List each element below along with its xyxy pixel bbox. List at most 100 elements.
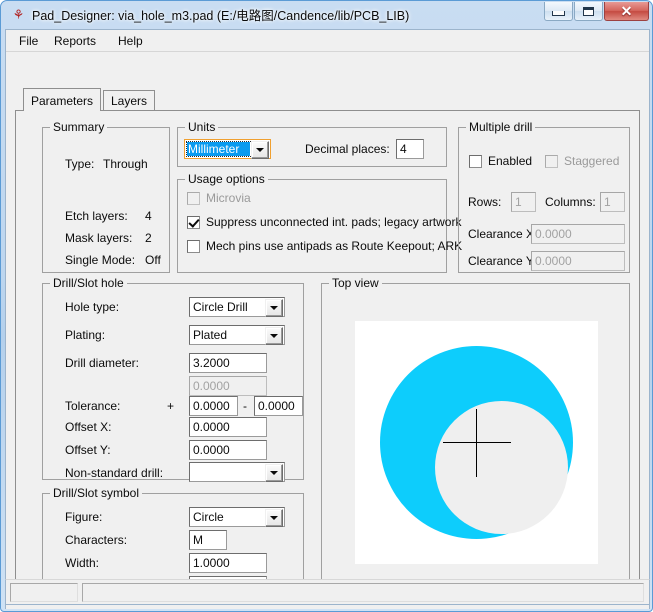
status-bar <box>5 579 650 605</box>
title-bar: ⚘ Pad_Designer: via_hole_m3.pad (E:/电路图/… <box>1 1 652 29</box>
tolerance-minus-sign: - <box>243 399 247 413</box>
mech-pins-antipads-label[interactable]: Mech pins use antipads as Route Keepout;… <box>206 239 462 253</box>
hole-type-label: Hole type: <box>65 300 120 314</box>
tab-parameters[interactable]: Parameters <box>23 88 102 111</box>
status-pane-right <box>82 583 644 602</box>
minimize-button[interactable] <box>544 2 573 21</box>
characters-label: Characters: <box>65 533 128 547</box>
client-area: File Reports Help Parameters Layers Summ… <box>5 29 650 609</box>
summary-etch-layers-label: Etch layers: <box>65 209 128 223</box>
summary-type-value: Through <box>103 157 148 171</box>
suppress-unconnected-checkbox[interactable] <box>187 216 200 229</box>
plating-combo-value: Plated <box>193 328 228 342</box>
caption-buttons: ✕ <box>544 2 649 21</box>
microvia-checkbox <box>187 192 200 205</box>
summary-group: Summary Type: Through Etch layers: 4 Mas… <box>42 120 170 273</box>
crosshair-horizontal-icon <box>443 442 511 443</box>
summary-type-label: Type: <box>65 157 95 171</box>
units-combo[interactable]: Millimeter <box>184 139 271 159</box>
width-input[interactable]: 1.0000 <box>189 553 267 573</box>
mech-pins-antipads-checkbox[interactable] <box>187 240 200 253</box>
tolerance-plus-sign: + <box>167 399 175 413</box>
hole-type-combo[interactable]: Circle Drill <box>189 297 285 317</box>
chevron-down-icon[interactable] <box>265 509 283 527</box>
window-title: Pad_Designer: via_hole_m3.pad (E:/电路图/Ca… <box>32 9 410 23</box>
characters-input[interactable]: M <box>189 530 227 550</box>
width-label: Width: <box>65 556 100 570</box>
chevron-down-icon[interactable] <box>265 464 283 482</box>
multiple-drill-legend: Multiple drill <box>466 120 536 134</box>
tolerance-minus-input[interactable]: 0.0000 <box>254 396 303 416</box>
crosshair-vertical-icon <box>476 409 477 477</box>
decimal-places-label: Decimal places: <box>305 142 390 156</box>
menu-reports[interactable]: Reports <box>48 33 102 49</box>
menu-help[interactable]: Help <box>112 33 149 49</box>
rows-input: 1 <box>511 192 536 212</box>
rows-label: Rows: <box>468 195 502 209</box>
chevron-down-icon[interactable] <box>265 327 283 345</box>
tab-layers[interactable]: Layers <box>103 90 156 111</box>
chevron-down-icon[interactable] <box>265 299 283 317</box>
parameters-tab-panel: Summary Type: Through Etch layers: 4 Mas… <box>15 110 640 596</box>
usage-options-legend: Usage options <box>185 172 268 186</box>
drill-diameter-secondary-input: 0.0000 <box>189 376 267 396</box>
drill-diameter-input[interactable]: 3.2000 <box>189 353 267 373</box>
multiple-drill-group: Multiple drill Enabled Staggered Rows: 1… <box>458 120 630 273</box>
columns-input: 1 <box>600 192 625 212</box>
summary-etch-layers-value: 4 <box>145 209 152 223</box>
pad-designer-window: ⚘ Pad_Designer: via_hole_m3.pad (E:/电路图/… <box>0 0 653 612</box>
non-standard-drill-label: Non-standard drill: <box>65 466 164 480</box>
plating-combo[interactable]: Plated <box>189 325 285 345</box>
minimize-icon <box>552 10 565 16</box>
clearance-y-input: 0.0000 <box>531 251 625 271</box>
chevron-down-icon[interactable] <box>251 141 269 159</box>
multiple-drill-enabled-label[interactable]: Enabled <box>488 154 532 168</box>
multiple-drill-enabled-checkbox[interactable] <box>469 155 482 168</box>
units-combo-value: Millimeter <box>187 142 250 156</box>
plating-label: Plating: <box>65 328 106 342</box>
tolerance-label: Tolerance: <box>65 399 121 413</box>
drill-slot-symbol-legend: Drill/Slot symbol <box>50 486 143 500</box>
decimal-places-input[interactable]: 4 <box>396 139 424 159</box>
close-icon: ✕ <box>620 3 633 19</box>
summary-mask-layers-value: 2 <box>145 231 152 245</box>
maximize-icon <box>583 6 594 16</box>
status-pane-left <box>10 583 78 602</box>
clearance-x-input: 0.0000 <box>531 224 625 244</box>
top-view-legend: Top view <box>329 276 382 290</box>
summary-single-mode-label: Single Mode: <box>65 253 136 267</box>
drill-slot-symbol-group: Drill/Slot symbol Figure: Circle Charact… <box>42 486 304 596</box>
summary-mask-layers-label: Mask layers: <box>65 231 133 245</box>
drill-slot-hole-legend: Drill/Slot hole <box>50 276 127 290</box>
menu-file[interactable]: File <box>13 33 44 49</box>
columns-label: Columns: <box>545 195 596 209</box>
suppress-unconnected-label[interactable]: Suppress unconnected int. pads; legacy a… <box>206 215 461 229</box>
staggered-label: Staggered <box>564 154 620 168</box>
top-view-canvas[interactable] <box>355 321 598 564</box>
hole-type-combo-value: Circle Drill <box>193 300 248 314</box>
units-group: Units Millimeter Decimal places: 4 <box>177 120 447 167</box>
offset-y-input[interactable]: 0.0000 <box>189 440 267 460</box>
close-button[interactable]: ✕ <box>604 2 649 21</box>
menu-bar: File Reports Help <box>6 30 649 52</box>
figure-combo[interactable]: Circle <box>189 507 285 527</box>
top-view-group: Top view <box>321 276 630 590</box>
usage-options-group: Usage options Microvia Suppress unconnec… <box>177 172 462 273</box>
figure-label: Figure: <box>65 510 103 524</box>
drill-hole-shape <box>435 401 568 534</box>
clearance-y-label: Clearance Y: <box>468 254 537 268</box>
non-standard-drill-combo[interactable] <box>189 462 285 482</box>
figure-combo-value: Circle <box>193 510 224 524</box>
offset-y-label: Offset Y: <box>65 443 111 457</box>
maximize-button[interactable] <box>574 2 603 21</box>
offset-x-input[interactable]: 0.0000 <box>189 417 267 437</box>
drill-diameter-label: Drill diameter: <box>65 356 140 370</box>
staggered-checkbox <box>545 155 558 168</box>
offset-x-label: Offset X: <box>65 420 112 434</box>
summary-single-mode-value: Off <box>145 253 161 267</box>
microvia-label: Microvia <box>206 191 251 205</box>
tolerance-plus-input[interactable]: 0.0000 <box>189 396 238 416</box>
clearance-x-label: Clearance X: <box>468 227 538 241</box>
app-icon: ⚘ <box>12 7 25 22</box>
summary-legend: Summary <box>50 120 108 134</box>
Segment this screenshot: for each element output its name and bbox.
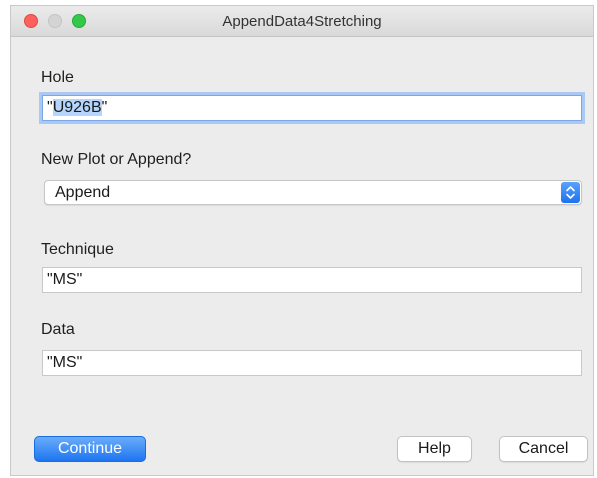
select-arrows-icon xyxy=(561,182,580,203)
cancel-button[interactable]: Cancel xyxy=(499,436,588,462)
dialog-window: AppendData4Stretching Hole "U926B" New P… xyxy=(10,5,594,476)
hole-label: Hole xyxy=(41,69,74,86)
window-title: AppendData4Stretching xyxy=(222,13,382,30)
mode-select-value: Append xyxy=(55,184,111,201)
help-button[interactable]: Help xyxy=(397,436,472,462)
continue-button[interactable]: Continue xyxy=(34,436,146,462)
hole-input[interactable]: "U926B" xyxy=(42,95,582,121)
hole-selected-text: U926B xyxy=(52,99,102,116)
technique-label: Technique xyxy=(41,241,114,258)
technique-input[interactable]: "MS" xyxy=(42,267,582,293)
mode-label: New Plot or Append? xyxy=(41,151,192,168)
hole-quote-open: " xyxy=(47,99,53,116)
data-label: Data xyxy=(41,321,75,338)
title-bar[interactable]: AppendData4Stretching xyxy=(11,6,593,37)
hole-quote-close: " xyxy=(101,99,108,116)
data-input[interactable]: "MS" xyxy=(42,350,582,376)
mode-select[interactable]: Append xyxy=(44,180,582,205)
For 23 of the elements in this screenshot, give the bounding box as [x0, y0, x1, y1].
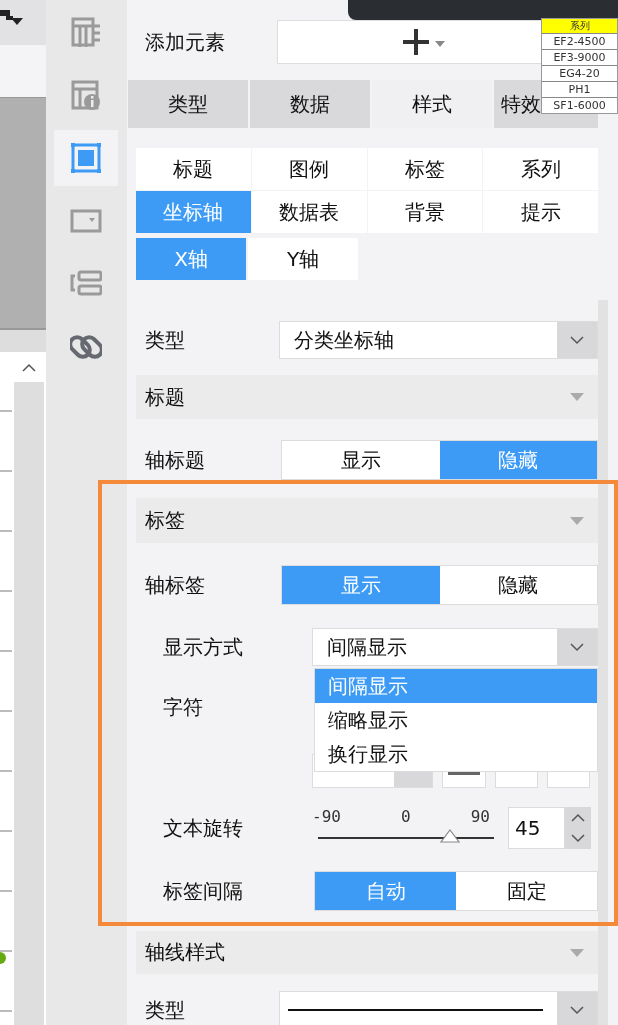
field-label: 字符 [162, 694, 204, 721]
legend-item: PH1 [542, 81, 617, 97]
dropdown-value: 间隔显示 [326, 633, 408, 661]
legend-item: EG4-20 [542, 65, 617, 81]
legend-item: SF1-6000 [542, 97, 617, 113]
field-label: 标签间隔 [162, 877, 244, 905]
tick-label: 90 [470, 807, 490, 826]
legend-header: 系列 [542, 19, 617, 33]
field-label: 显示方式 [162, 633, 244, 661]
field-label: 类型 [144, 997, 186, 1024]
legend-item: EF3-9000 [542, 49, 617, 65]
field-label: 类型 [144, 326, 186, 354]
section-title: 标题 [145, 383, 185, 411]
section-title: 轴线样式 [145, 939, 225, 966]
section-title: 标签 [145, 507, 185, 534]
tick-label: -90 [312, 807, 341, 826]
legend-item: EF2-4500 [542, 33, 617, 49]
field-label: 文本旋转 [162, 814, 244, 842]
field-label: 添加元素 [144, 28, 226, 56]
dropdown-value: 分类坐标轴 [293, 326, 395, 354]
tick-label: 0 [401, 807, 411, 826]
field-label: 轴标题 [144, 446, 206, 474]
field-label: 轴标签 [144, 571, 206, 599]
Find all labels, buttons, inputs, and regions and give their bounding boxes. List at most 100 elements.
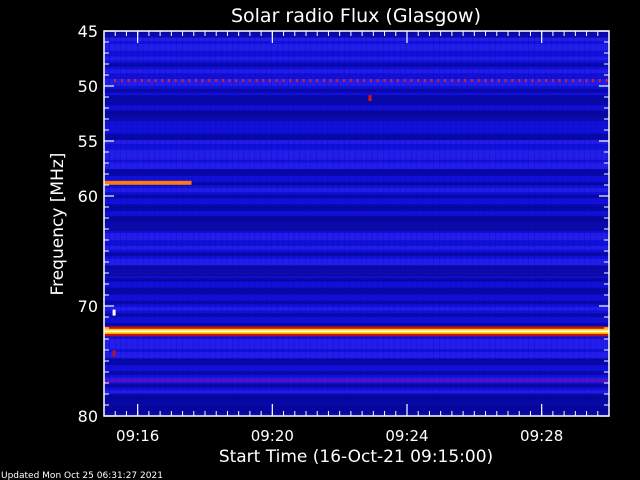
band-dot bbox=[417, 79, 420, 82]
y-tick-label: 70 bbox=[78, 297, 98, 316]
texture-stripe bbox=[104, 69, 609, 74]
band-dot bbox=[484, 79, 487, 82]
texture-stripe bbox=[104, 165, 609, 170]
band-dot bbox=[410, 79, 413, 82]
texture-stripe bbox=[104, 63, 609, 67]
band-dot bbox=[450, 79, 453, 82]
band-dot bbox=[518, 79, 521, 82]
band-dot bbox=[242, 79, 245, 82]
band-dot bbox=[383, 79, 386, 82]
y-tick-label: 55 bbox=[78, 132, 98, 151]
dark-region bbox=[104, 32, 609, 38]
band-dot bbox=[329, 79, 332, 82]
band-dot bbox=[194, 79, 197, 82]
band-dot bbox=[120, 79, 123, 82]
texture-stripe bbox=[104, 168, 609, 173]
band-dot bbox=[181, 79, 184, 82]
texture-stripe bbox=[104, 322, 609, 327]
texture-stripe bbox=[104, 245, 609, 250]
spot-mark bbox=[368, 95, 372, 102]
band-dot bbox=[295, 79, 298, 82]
= = = = = = =
Task description: Please rename "interactable" to "clickable" in everything from the line containing "select-arrows-icon xyxy=(561,182,580,203)" down to the line containing "For 23 of the", and write out only those lines with nothing else changed.

Full output:
select-arrows-icon xyxy=(561,182,580,203)
cancel-button[clickable]: Cancel xyxy=(499,436,588,462)
dialog-window: AppendData4Stretching Hole "U926B" New P… xyxy=(10,5,594,476)
hole-label: Hole xyxy=(41,69,74,86)
window-title: AppendData4Stretching xyxy=(222,13,382,30)
mode-select-value: Append xyxy=(55,184,111,201)
help-button[clickable]: Help xyxy=(397,436,472,462)
continue-button[clickable]: Continue xyxy=(34,436,146,462)
hole-input[clickable]: "U926B" xyxy=(42,95,582,121)
hole-selected-text: U926B xyxy=(52,99,102,116)
technique-label: Technique xyxy=(41,241,114,258)
technique-input[clickable]: "MS" xyxy=(42,267,582,293)
mode-label: New Plot or Append? xyxy=(41,151,192,168)
hole-quote-open: " xyxy=(47,99,53,116)
data-label: Data xyxy=(41,321,75,338)
title-bar[clickable]: AppendData4Stretching xyxy=(11,6,593,37)
hole-quote-close: " xyxy=(101,99,108,116)
data-input[clickable]: "MS" xyxy=(42,350,582,376)
mode-select[clickable]: Append xyxy=(44,180,582,205)
For 23 of the elements in this screenshot, give the bounding box as [x0, y0, x1, y1].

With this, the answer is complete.